* AIM
Reproduce the data exactly.

* RAW DATA
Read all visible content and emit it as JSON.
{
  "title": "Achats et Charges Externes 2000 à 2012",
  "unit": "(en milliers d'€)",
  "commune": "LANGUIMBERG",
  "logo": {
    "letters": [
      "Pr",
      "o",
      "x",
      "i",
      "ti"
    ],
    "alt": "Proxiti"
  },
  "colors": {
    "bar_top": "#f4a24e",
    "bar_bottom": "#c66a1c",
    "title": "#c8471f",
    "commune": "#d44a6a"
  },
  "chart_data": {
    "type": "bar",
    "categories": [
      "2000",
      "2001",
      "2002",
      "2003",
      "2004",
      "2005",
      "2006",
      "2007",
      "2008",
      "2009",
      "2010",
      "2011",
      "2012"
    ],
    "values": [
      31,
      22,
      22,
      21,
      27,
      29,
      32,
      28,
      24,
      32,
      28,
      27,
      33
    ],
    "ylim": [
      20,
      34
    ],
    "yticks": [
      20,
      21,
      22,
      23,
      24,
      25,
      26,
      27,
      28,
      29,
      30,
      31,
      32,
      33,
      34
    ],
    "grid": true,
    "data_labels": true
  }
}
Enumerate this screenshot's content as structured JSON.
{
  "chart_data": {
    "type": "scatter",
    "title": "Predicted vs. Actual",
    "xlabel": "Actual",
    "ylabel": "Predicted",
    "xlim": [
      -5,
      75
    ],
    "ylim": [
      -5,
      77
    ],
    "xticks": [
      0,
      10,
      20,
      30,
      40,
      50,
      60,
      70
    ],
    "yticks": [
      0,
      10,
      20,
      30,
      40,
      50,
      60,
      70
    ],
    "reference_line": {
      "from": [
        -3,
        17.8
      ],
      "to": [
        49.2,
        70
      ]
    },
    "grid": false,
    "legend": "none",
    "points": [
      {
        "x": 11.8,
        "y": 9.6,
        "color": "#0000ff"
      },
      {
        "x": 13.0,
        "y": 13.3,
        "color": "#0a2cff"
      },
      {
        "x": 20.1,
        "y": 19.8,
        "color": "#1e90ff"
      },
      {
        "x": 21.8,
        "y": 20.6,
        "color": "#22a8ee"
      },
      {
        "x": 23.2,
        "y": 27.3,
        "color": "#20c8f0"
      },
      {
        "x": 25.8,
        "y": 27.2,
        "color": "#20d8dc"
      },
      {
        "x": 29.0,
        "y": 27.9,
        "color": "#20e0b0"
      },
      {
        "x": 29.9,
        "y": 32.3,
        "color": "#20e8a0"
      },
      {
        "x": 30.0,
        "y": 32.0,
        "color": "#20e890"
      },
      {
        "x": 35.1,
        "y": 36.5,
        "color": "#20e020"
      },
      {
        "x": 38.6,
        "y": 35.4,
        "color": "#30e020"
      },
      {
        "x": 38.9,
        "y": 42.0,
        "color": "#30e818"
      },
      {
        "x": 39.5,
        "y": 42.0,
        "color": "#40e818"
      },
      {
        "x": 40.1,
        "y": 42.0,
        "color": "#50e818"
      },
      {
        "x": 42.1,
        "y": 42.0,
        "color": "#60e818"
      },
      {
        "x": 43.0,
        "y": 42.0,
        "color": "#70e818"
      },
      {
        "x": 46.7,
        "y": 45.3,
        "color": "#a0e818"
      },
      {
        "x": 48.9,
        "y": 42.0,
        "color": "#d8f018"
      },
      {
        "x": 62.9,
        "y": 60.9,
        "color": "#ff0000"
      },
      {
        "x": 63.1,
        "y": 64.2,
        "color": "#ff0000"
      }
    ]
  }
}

* COMPLETED EXERCISE
Read all visible content and emit it as JSON.
{
  "title": "Achats et Charges Externes 2000 à 2012",
  "unit": "(en milliers d'€)",
  "commune": "LANGUIMBERG",
  "logo": {
    "letters": [
      "Pr",
      "o",
      "x",
      "i",
      "ti"
    ],
    "alt": "Proxiti"
  },
  "colors": {
    "bar_top": "#f4a24e",
    "bar_bottom": "#c66a1c",
    "title": "#c8471f",
    "commune": "#d44a6a"
  },
  "chart_data": {
    "type": "bar",
    "categories": [
      "2000",
      "2001",
      "2002",
      "2003",
      "2004",
      "2005",
      "2006",
      "2007",
      "2008",
      "2009",
      "2010",
      "2011",
      "2012"
    ],
    "values": [
      31,
      22,
      22,
      21,
      27,
      29,
      32,
      28,
      24,
      32,
      28,
      27,
      33
    ],
    "ylim": [
      20,
      34
    ],
    "yticks": [
      20,
      21,
      22,
      23,
      24,
      25,
      26,
      27,
      28,
      29,
      30,
      31,
      32,
      33,
      34
    ],
    "grid": true,
    "data_labels": true
  }
}
Enumerate this screenshot's content as structured JSON.
{
  "chart_data": {
    "type": "scatter",
    "title": "Predicted vs. Actual",
    "xlabel": "Actual",
    "ylabel": "Predicted",
    "xlim": [
      -5,
      75
    ],
    "ylim": [
      -5,
      77
    ],
    "xticks": [
      0,
      10,
      20,
      30,
      40,
      50,
      60,
      70
    ],
    "yticks": [
      0,
      10,
      20,
      30,
      40,
      50,
      60,
      70
    ],
    "reference_line": {
      "from": [
        -3,
        17.8
      ],
      "to": [
        49.2,
        70
      ]
    },
    "grid": false,
    "legend": "none",
    "points": [
      {
        "x": 11.8,
        "y": 9.6,
        "color": "#0000ff"
      },
      {
        "x": 13.0,
        "y": 13.3,
        "color": "#0a2cff"
      },
      {
        "x": 20.1,
        "y": 19.8,
        "color": "#1e90ff"
      },
      {
        "x": 21.8,
        "y": 20.6,
        "color": "#22a8ee"
      },
      {
        "x": 23.2,
        "y": 27.3,
        "color": "#20c8f0"
      },
      {
        "x": 25.8,
        "y": 27.2,
        "color": "#20d8dc"
      },
      {
        "x": 29.0,
        "y": 27.9,
        "color": "#20e0b0"
      },
      {
        "x": 29.9,
        "y": 32.3,
        "color": "#20e8a0"
      },
      {
        "x": 30.0,
        "y": 32.0,
        "color": "#20e890"
      },
      {
        "x": 35.1,
        "y": 36.5,
        "color": "#20e020"
      },
      {
        "x": 38.6,
        "y": 35.4,
        "color": "#30e020"
      },
      {
        "x": 38.9,
        "y": 42.0,
        "color": "#30e818"
      },
      {
        "x": 39.5,
        "y": 42.0,
        "color": "#40e818"
      },
      {
        "x": 40.1,
        "y": 42.0,
        "color": "#50e818"
      },
      {
        "x": 42.1,
        "y": 42.0,
        "color": "#60e818"
      },
      {
        "x": 43.0,
        "y": 42.0,
        "color": "#70e818"
      },
      {
        "x": 46.7,
        "y": 45.3,
        "color": "#a0e818"
      },
      {
        "x": 48.9,
        "y": 42.0,
        "color": "#d8f018"
      },
      {
        "x": 62.9,
        "y": 60.9,
        "color": "#ff0000"
      },
      {
        "x": 63.1,
        "y": 64.2,
        "color": "#ff0000"
      }
    ]
  }
}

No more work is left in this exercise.